• _Aim of the task_
Copy all the material below, exactly as it stands.

• _Recorded information_

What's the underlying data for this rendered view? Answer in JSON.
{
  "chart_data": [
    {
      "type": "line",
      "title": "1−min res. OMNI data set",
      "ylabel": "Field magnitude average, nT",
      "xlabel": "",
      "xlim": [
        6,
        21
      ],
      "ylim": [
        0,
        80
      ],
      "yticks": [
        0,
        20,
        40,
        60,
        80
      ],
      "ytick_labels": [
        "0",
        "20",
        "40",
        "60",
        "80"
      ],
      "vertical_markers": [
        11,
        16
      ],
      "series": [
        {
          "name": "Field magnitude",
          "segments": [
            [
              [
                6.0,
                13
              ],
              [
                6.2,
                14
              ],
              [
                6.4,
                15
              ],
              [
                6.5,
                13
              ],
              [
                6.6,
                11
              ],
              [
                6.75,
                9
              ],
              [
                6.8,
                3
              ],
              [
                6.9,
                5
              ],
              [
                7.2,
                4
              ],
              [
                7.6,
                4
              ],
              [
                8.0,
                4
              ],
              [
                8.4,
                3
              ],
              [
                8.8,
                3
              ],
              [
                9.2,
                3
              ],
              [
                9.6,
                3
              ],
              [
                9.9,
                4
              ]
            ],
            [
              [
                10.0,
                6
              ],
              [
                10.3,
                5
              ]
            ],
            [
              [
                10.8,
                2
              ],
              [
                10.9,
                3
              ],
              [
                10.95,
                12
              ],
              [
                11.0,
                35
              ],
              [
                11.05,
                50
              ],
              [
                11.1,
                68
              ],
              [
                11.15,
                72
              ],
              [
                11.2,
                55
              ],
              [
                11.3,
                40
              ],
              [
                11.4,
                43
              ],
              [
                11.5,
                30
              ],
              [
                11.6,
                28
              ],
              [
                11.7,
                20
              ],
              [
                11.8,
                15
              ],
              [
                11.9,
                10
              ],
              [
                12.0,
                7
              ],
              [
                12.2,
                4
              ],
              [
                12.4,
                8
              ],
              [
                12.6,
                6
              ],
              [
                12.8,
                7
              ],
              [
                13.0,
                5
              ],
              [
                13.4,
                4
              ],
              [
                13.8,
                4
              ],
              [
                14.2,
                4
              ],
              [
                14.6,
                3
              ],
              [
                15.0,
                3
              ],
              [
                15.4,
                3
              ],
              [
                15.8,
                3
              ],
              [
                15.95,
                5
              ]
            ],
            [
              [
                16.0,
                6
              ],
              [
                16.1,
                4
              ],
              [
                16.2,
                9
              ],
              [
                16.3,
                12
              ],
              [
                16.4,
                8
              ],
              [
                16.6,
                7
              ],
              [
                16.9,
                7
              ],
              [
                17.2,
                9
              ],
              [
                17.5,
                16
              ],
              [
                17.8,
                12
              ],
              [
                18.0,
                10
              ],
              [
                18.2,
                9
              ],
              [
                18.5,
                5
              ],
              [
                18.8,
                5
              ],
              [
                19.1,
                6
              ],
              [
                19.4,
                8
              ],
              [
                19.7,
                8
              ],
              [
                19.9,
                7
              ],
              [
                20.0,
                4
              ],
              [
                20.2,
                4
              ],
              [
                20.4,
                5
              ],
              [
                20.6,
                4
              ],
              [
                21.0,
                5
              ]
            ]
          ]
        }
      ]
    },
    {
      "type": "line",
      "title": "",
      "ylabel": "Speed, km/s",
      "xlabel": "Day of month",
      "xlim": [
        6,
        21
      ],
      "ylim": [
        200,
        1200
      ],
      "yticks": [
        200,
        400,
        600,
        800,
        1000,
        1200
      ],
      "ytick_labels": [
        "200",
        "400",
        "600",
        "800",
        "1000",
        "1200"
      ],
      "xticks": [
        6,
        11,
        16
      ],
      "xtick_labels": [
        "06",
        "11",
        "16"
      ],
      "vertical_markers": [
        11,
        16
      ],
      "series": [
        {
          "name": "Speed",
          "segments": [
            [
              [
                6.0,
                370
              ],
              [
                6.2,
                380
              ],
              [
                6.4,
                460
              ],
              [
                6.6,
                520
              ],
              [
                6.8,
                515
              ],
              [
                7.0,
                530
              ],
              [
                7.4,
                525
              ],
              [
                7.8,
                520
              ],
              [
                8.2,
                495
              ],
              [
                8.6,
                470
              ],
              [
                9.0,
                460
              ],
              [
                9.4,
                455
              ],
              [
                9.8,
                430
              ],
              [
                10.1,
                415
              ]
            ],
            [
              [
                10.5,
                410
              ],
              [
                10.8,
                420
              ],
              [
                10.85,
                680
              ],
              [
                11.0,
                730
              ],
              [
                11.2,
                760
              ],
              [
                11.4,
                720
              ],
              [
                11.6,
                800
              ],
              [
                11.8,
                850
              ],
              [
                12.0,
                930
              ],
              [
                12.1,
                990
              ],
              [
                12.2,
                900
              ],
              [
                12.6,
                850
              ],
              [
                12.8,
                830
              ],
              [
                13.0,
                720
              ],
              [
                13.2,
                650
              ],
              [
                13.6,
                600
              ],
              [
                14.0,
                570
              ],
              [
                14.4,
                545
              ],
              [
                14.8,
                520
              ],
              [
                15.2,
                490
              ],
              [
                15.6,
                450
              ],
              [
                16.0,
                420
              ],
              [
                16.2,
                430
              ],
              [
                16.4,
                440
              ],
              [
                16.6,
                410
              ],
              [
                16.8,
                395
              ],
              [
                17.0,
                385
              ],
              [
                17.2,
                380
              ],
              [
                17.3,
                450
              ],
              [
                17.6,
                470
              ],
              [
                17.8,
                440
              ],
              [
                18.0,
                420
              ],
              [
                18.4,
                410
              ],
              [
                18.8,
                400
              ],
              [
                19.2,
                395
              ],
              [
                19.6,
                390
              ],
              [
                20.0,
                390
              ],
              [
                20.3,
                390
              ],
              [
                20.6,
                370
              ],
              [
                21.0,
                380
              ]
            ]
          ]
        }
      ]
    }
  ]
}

• _Answer to this problem_
What's the underlying data for this rendered view? Answer in JSON.
{
  "chart_data": [
    {
      "type": "line",
      "title": "1−min res. OMNI data set",
      "ylabel": "Field magnitude average, nT",
      "xlabel": "",
      "xlim": [
        6,
        21
      ],
      "ylim": [
        0,
        80
      ],
      "yticks": [
        0,
        20,
        40,
        60,
        80
      ],
      "ytick_labels": [
        "0",
        "20",
        "40",
        "60",
        "80"
      ],
      "vertical_markers": [
        11,
        16
      ],
      "series": [
        {
          "name": "Field magnitude",
          "segments": [
            [
              [
                6.0,
                13
              ],
              [
                6.2,
                14
              ],
              [
                6.4,
                15
              ],
              [
                6.5,
                13
              ],
              [
                6.6,
                11
              ],
              [
                6.75,
                9
              ],
              [
                6.8,
                3
              ],
              [
                6.9,
                5
              ],
              [
                7.2,
                4
              ],
              [
                7.6,
                4
              ],
              [
                8.0,
                4
              ],
              [
                8.4,
                3
              ],
              [
                8.8,
                3
              ],
              [
                9.2,
                3
              ],
              [
                9.6,
                3
              ],
              [
                9.9,
                4
              ]
            ],
            [
              [
                10.0,
                6
              ],
              [
                10.3,
                5
              ]
            ],
            [
              [
                10.8,
                2
              ],
              [
                10.9,
                3
              ],
              [
                10.95,
                12
              ],
              [
                11.0,
                35
              ],
              [
                11.05,
                50
              ],
              [
                11.1,
                68
              ],
              [
                11.15,
                72
              ],
              [
                11.2,
                55
              ],
              [
                11.3,
                40
              ],
              [
                11.4,
                43
              ],
              [
                11.5,
                30
              ],
              [
                11.6,
                28
              ],
              [
                11.7,
                20
              ],
              [
                11.8,
                15
              ],
              [
                11.9,
                10
              ],
              [
                12.0,
                7
              ],
              [
                12.2,
                4
              ],
              [
                12.4,
                8
              ],
              [
                12.6,
                6
              ],
              [
                12.8,
                7
              ],
              [
                13.0,
                5
              ],
              [
                13.4,
                4
              ],
              [
                13.8,
                4
              ],
              [
                14.2,
                4
              ],
              [
                14.6,
                3
              ],
              [
                15.0,
                3
              ],
              [
                15.4,
                3
              ],
              [
                15.8,
                3
              ],
              [
                15.95,
                5
              ]
            ],
            [
              [
                16.0,
                6
              ],
              [
                16.1,
                4
              ],
              [
                16.2,
                9
              ],
              [
                16.3,
                12
              ],
              [
                16.4,
                8
              ],
              [
                16.6,
                7
              ],
              [
                16.9,
                7
              ],
              [
                17.2,
                9
              ],
              [
                17.5,
                16
              ],
              [
                17.8,
                12
              ],
              [
                18.0,
                10
              ],
              [
                18.2,
                9
              ],
              [
                18.5,
                5
              ],
              [
                18.8,
                5
              ],
              [
                19.1,
                6
              ],
              [
                19.4,
                8
              ],
              [
                19.7,
                8
              ],
              [
                19.9,
                7
              ],
              [
                20.0,
                4
              ],
              [
                20.2,
                4
              ],
              [
                20.4,
                5
              ],
              [
                20.6,
                4
              ],
              [
                21.0,
                5
              ]
            ]
          ]
        }
      ]
    },
    {
      "type": "line",
      "title": "",
      "ylabel": "Speed, km/s",
      "xlabel": "Day of month",
      "xlim": [
        6,
        21
      ],
      "ylim": [
        200,
        1200
      ],
      "yticks": [
        200,
        400,
        600,
        800,
        1000,
        1200
      ],
      "ytick_labels": [
        "200",
        "400",
        "600",
        "800",
        "1000",
        "1200"
      ],
      "xticks": [
        6,
        11,
        16
      ],
      "xtick_labels": [
        "06",
        "11",
        "16"
      ],
      "vertical_markers": [
        11,
        16
      ],
      "series": [
        {
          "name": "Speed",
          "segments": [
            [
              [
                6.0,
                370
              ],
              [
                6.2,
                380
              ],
              [
                6.4,
                460
              ],
              [
                6.6,
                520
              ],
              [
                6.8,
                515
              ],
              [
                7.0,
                530
              ],
              [
                7.4,
                525
              ],
              [
                7.8,
                520
              ],
              [
                8.2,
                495
              ],
              [
                8.6,
                470
              ],
              [
                9.0,
                460
              ],
              [
                9.4,
                455
              ],
              [
                9.8,
                430
              ],
              [
                10.1,
                415
              ]
            ],
            [
              [
                10.5,
                410
              ],
              [
                10.8,
                420
              ],
              [
                10.85,
                680
              ],
              [
                11.0,
                730
              ],
              [
                11.2,
                760
              ],
              [
                11.4,
                720
              ],
              [
                11.6,
                800
              ],
              [
                11.8,
                850
              ],
              [
                12.0,
                930
              ],
              [
                12.1,
                990
              ],
              [
                12.2,
                900
              ],
              [
                12.6,
                850
              ],
              [
                12.8,
                830
              ],
              [
                13.0,
                720
              ],
              [
                13.2,
                650
              ],
              [
                13.6,
                600
              ],
              [
                14.0,
                570
              ],
              [
                14.4,
                545
              ],
              [
                14.8,
                520
              ],
              [
                15.2,
                490
              ],
              [
                15.6,
                450
              ],
              [
                16.0,
                420
              ],
              [
                16.2,
                430
              ],
              [
                16.4,
                440
              ],
              [
                16.6,
                410
              ],
              [
                16.8,
                395
              ],
              [
                17.0,
                385
              ],
              [
                17.2,
                380
              ],
              [
                17.3,
                450
              ],
              [
                17.6,
                470
              ],
              [
                17.8,
                440
              ],
              [
                18.0,
                420
              ],
              [
                18.4,
                410
              ],
              [
                18.8,
                400
              ],
              [
                19.2,
                395
              ],
              [
                19.6,
                390
              ],
              [
                20.0,
                390
              ],
              [
                20.3,
                390
              ],
              [
                20.6,
                370
              ],
              [
                21.0,
                380
              ]
            ]
          ]
        }
      ]
    }
  ]
}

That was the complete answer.